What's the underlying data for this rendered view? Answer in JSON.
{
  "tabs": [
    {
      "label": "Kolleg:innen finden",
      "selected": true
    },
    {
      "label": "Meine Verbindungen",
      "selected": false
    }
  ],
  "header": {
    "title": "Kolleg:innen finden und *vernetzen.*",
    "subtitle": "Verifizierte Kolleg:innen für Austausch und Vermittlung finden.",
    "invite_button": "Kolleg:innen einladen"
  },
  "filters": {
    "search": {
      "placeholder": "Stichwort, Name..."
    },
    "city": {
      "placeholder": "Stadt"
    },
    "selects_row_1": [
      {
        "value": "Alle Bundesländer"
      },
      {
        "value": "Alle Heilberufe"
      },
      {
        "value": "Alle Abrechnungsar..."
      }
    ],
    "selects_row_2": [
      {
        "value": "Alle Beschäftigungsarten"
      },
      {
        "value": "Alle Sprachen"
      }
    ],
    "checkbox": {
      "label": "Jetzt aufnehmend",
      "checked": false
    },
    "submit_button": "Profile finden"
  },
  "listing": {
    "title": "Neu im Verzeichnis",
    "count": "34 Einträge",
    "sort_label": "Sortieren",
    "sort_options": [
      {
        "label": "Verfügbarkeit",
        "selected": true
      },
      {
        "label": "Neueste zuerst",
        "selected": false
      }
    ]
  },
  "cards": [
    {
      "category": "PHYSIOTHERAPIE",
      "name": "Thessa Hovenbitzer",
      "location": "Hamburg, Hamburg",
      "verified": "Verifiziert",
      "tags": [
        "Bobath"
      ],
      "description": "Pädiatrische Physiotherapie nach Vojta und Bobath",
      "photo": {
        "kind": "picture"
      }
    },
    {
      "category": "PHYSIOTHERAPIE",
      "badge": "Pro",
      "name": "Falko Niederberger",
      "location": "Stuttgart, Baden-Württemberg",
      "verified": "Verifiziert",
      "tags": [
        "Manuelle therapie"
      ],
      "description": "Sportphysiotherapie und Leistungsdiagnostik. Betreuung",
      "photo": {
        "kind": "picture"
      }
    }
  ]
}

################

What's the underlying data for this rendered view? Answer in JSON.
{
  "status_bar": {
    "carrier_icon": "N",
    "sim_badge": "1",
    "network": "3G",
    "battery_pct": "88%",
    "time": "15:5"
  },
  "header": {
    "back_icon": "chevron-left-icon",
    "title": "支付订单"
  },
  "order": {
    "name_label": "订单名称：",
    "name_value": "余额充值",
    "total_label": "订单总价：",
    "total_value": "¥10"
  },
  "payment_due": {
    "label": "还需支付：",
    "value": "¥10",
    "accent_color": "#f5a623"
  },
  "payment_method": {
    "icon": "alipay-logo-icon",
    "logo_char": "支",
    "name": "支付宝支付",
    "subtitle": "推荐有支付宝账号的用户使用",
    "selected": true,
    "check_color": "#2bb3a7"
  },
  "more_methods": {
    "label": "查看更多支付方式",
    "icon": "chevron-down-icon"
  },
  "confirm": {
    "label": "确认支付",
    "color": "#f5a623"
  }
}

################

- Task statement
Copy the lines from the entries above in which the word "location" appears.

- Task output
      "location": "Hamburg, Hamburg",
      "location": "Stuttgart, Baden-Württemberg",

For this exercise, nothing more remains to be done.